SOURCE RECORDS:
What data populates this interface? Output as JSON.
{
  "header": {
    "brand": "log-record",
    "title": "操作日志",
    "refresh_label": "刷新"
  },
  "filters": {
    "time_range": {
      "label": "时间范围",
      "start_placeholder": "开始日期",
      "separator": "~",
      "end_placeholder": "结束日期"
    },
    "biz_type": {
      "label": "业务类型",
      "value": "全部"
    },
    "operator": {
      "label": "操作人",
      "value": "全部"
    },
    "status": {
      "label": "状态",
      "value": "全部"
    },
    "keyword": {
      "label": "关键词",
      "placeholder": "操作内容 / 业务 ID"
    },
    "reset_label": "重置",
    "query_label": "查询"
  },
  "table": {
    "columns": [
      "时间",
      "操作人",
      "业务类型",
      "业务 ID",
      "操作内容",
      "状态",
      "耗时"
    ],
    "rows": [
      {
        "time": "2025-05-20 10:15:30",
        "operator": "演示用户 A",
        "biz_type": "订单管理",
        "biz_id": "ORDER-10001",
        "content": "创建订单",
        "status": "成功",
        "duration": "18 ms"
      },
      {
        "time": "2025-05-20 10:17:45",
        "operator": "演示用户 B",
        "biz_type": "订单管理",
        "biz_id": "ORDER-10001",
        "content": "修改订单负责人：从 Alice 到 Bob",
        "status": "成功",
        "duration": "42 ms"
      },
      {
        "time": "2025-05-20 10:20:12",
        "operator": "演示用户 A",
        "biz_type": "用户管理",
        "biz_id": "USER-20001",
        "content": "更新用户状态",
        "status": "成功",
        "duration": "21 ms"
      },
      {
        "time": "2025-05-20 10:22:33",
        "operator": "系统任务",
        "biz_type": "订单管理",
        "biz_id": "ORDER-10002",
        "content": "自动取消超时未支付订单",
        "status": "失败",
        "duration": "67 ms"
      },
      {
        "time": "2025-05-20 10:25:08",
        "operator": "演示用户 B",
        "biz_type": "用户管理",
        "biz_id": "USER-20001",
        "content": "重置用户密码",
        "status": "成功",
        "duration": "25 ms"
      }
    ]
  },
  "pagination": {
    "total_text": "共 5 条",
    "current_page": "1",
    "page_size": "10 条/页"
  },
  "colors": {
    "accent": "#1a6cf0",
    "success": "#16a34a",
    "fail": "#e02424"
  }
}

PROMPT:
Write the data from above out again, exactly.

EXERCISE RESULT:
What data populates this interface? Output as JSON.
{
  "header": {
    "brand": "log-record",
    "title": "操作日志",
    "refresh_label": "刷新"
  },
  "filters": {
    "time_range": {
      "label": "时间范围",
      "start_placeholder": "开始日期",
      "separator": "~",
      "end_placeholder": "结束日期"
    },
    "biz_type": {
      "label": "业务类型",
      "value": "全部"
    },
    "operator": {
      "label": "操作人",
      "value": "全部"
    },
    "status": {
      "label": "状态",
      "value": "全部"
    },
    "keyword": {
      "label": "关键词",
      "placeholder": "操作内容 / 业务 ID"
    },
    "reset_label": "重置",
    "query_label": "查询"
  },
  "table": {
    "columns": [
      "时间",
      "操作人",
      "业务类型",
      "业务 ID",
      "操作内容",
      "状态",
      "耗时"
    ],
    "rows": [
      {
        "time": "2025-05-20 10:15:30",
        "operator": "演示用户 A",
        "biz_type": "订单管理",
        "biz_id": "ORDER-10001",
        "content": "创建订单",
        "status": "成功",
        "duration": "18 ms"
      },
      {
        "time": "2025-05-20 10:17:45",
        "operator": "演示用户 B",
        "biz_type": "订单管理",
        "biz_id": "ORDER-10001",
        "content": "修改订单负责人：从 Alice 到 Bob",
        "status": "成功",
        "duration": "42 ms"
      },
      {
        "time": "2025-05-20 10:20:12",
        "operator": "演示用户 A",
        "biz_type": "用户管理",
        "biz_id": "USER-20001",
        "content": "更新用户状态",
        "status": "成功",
        "duration": "21 ms"
      },
      {
        "time": "2025-05-20 10:22:33",
        "operator": "系统任务",
        "biz_type": "订单管理",
        "biz_id": "ORDER-10002",
        "content": "自动取消超时未支付订单",
        "status": "失败",
        "duration": "67 ms"
      },
      {
        "time": "2025-05-20 10:25:08",
        "operator": "演示用户 B",
        "biz_type": "用户管理",
        "biz_id": "USER-20001",
        "content": "重置用户密码",
        "status": "成功",
        "duration": "25 ms"
      }
    ]
  },
  "pagination": {
    "total_text": "共 5 条",
    "current_page": "1",
    "page_size": "10 条/页"
  },
  "colors": {
    "accent": "#1a6cf0",
    "success": "#16a34a",
    "fail": "#e02424"
  }
}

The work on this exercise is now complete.